AIM: Below are some records; retype all of them exactly.

— begin —

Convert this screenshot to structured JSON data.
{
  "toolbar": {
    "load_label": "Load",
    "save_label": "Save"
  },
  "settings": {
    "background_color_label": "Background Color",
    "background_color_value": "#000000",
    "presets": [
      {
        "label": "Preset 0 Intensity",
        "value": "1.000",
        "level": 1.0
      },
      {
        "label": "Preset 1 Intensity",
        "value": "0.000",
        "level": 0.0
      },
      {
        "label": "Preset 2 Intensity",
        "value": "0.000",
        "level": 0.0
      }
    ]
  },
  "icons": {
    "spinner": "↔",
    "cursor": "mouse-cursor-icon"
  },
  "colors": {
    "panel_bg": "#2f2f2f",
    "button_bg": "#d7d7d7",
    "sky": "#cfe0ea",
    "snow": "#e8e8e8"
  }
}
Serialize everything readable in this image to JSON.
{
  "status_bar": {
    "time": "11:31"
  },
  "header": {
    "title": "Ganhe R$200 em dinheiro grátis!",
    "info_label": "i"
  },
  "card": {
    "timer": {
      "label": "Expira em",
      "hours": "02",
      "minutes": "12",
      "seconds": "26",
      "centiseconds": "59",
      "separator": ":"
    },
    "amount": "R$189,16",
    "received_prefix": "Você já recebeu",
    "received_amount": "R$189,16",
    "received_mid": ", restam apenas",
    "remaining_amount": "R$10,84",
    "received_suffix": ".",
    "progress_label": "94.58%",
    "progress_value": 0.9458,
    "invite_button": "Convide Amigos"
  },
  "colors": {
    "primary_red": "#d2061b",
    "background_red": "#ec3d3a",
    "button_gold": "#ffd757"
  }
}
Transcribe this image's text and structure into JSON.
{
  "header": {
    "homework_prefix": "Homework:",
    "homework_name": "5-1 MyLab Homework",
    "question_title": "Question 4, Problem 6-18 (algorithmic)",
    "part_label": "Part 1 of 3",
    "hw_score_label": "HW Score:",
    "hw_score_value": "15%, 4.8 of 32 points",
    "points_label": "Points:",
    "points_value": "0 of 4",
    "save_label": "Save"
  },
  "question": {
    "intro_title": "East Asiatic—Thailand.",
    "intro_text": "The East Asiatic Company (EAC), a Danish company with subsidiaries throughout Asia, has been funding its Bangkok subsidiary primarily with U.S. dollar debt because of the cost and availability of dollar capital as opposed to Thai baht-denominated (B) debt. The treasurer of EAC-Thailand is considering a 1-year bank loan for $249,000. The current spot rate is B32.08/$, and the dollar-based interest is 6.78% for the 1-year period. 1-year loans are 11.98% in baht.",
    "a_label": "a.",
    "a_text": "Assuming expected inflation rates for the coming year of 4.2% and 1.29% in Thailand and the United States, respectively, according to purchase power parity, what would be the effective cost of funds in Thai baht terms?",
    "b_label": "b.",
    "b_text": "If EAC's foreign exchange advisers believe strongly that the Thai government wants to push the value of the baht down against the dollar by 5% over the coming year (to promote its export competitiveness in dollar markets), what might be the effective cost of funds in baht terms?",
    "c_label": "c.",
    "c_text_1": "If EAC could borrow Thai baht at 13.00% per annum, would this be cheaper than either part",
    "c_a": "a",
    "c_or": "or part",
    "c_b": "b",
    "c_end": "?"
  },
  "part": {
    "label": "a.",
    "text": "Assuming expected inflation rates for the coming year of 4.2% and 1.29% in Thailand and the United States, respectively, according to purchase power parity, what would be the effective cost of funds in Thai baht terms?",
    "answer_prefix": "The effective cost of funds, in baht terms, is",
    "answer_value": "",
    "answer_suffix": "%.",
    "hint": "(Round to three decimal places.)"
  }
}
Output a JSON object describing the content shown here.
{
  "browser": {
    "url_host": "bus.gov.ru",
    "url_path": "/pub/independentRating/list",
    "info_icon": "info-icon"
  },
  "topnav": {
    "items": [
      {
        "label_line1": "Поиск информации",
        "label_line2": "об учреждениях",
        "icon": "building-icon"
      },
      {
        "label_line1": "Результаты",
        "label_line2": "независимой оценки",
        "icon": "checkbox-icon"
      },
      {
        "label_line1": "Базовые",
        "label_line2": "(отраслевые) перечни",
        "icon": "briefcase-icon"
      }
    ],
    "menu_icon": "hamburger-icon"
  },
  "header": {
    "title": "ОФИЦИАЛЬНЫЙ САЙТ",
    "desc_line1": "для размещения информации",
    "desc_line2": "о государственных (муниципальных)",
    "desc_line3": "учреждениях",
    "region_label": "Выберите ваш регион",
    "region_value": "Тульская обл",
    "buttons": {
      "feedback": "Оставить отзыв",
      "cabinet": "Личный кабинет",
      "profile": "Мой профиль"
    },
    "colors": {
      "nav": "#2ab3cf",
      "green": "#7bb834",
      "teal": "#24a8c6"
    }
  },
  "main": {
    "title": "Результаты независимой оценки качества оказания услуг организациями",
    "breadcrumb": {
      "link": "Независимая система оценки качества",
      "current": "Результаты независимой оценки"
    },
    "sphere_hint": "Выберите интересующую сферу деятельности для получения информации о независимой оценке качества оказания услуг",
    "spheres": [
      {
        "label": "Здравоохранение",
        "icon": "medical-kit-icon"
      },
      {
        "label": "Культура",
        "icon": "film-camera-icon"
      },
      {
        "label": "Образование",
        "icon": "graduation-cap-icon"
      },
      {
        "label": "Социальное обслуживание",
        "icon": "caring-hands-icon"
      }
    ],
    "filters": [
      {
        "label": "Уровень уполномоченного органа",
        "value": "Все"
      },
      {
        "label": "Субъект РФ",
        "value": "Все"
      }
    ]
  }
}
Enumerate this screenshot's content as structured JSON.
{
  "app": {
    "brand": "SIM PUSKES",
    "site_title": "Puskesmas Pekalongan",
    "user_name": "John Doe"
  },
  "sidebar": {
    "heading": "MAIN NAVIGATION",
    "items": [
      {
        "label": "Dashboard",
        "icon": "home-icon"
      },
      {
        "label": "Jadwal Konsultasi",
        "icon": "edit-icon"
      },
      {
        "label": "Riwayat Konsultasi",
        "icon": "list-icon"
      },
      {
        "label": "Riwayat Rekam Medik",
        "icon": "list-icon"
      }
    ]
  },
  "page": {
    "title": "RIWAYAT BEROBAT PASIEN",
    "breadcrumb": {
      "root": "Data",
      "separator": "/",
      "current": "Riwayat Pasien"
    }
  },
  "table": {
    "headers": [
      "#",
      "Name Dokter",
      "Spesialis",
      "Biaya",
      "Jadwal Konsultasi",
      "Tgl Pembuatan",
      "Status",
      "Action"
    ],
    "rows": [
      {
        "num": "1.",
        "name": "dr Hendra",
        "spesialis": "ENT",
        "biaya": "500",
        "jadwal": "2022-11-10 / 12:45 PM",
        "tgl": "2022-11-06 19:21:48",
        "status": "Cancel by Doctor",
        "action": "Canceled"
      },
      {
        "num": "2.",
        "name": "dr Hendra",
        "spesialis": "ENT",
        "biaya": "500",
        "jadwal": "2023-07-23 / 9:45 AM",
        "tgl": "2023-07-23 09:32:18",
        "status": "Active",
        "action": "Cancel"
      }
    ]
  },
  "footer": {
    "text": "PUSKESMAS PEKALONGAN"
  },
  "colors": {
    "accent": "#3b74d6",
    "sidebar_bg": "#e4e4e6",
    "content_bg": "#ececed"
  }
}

— end —

TASK RESPONSE:
Convert this screenshot to structured JSON data.
{
  "toolbar": {
    "load_label": "Load",
    "save_label": "Save"
  },
  "settings": {
    "background_color_label": "Background Color",
    "background_color_value": "#000000",
    "presets": [
      {
        "label": "Preset 0 Intensity",
        "value": "1.000",
        "level": 1.0
      },
      {
        "label": "Preset 1 Intensity",
        "value": "0.000",
        "level": 0.0
      },
      {
        "label": "Preset 2 Intensity",
        "value": "0.000",
        "level": 0.0
      }
    ]
  },
  "icons": {
    "spinner": "↔",
    "cursor": "mouse-cursor-icon"
  },
  "colors": {
    "panel_bg": "#2f2f2f",
    "button_bg": "#d7d7d7",
    "sky": "#cfe0ea",
    "snow": "#e8e8e8"
  }
}
Serialize everything readable in this image to JSON.
{
  "status_bar": {
    "time": "11:31"
  },
  "header": {
    "title": "Ganhe R$200 em dinheiro grátis!",
    "info_label": "i"
  },
  "card": {
    "timer": {
      "label": "Expira em",
      "hours": "02",
      "minutes": "12",
      "seconds": "26",
      "centiseconds": "59",
      "separator": ":"
    },
    "amount": "R$189,16",
    "received_prefix": "Você já recebeu",
    "received_amount": "R$189,16",
    "received_mid": ", restam apenas",
    "remaining_amount": "R$10,84",
    "received_suffix": ".",
    "progress_label": "94.58%",
    "progress_value": 0.9458,
    "invite_button": "Convide Amigos"
  },
  "colors": {
    "primary_red": "#d2061b",
    "background_red": "#ec3d3a",
    "button_gold": "#ffd757"
  }
}
Transcribe this image's text and structure into JSON.
{
  "header": {
    "homework_prefix": "Homework:",
    "homework_name": "5-1 MyLab Homework",
    "question_title": "Question 4, Problem 6-18 (algorithmic)",
    "part_label": "Part 1 of 3",
    "hw_score_label": "HW Score:",
    "hw_score_value": "15%, 4.8 of 32 points",
    "points_label": "Points:",
    "points_value": "0 of 4",
    "save_label": "Save"
  },
  "question": {
    "intro_title": "East Asiatic—Thailand.",
    "intro_text": "The East Asiatic Company (EAC), a Danish company with subsidiaries throughout Asia, has been funding its Bangkok subsidiary primarily with U.S. dollar debt because of the cost and availability of dollar capital as opposed to Thai baht-denominated (B) debt. The treasurer of EAC-Thailand is considering a 1-year bank loan for $249,000. The current spot rate is B32.08/$, and the dollar-based interest is 6.78% for the 1-year period. 1-year loans are 11.98% in baht.",
    "a_label": "a.",
    "a_text": "Assuming expected inflation rates for the coming year of 4.2% and 1.29% in Thailand and the United States, respectively, according to purchase power parity, what would be the effective cost of funds in Thai baht terms?",
    "b_label": "b.",
    "b_text": "If EAC's foreign exchange advisers believe strongly that the Thai government wants to push the value of the baht down against the dollar by 5% over the coming year (to promote its export competitiveness in dollar markets), what might be the effective cost of funds in baht terms?",
    "c_label": "c.",
    "c_text_1": "If EAC could borrow Thai baht at 13.00% per annum, would this be cheaper than either part",
    "c_a": "a",
    "c_or": "or part",
    "c_b": "b",
    "c_end": "?"
  },
  "part": {
    "label": "a.",
    "text": "Assuming expected inflation rates for the coming year of 4.2% and 1.29% in Thailand and the United States, respectively, according to purchase power parity, what would be the effective cost of funds in Thai baht terms?",
    "answer_prefix": "The effective cost of funds, in baht terms, is",
    "answer_value": "",
    "answer_suffix": "%.",
    "hint": "(Round to three decimal places.)"
  }
}
Output a JSON object describing the content shown here.
{
  "browser": {
    "url_host": "bus.gov.ru",
    "url_path": "/pub/independentRating/list",
    "info_icon": "info-icon"
  },
  "topnav": {
    "items": [
      {
        "label_line1": "Поиск информации",
        "label_line2": "об учреждениях",
        "icon": "building-icon"
      },
      {
        "label_line1": "Результаты",
        "label_line2": "независимой оценки",
        "icon": "checkbox-icon"
      },
      {
        "label_line1": "Базовые",
        "label_line2": "(отраслевые) перечни",
        "icon": "briefcase-icon"
      }
    ],
    "menu_icon": "hamburger-icon"
  },
  "header": {
    "title": "ОФИЦИАЛЬНЫЙ САЙТ",
    "desc_line1": "для размещения информации",
    "desc_line2": "о государственных (муниципальных)",
    "desc_line3": "учреждениях",
    "region_label": "Выберите ваш регион",
    "region_value": "Тульская обл",
    "buttons": {
      "feedback": "Оставить отзыв",
      "cabinet": "Личный кабинет",
      "profile": "Мой профиль"
    },
    "colors": {
      "nav": "#2ab3cf",
      "green": "#7bb834",
      "teal": "#24a8c6"
    }
  },
  "main": {
    "title": "Результаты независимой оценки качества оказания услуг организациями",
    "breadcrumb": {
      "link": "Независимая система оценки качества",
      "current": "Результаты независимой оценки"
    },
    "sphere_hint": "Выберите интересующую сферу деятельности для получения информации о независимой оценке качества оказания услуг",
    "spheres": [
      {
        "label": "Здравоохранение",
        "icon": "medical-kit-icon"
      },
      {
        "label": "Культура",
        "icon": "film-camera-icon"
      },
      {
        "label": "Образование",
        "icon": "graduation-cap-icon"
      },
      {
        "label": "Социальное обслуживание",
        "icon": "caring-hands-icon"
      }
    ],
    "filters": [
      {
        "label": "Уровень уполномоченного органа",
        "value": "Все"
      },
      {
        "label": "Субъект РФ",
        "value": "Все"
      }
    ]
  }
}
Enumerate this screenshot's content as structured JSON.
{
  "app": {
    "brand": "SIM PUSKES",
    "site_title": "Puskesmas Pekalongan",
    "user_name": "John Doe"
  },
  "sidebar": {
    "heading": "MAIN NAVIGATION",
    "items": [
      {
        "label": "Dashboard",
        "icon": "home-icon"
      },
      {
        "label": "Jadwal Konsultasi",
        "icon": "edit-icon"
      },
      {
        "label": "Riwayat Konsultasi",
        "icon": "list-icon"
      },
      {
        "label": "Riwayat Rekam Medik",
        "icon": "list-icon"
      }
    ]
  },
  "page": {
    "title": "RIWAYAT BEROBAT PASIEN",
    "breadcrumb": {
      "root": "Data",
      "separator": "/",
      "current": "Riwayat Pasien"
    }
  },
  "table": {
    "headers": [
      "#",
      "Name Dokter",
      "Spesialis",
      "Biaya",
      "Jadwal Konsultasi",
      "Tgl Pembuatan",
      "Status",
      "Action"
    ],
    "rows": [
      {
        "num": "1.",
        "name": "dr Hendra",
        "spesialis": "ENT",
        "biaya": "500",
        "jadwal": "2022-11-10 / 12:45 PM",
        "tgl": "2022-11-06 19:21:48",
        "status": "Cancel by Doctor",
        "action": "Canceled"
      },
      {
        "num": "2.",
        "name": "dr Hendra",
        "spesialis": "ENT",
        "biaya": "500",
        "jadwal": "2023-07-23 / 9:45 AM",
        "tgl": "2023-07-23 09:32:18",
        "status": "Active",
        "action": "Cancel"
      }
    ]
  },
  "footer": {
    "text": "PUSKESMAS PEKALONGAN"
  },
  "colors": {
    "accent": "#3b74d6",
    "sidebar_bg": "#e4e4e6",
    "content_bg": "#ececed"
  }
}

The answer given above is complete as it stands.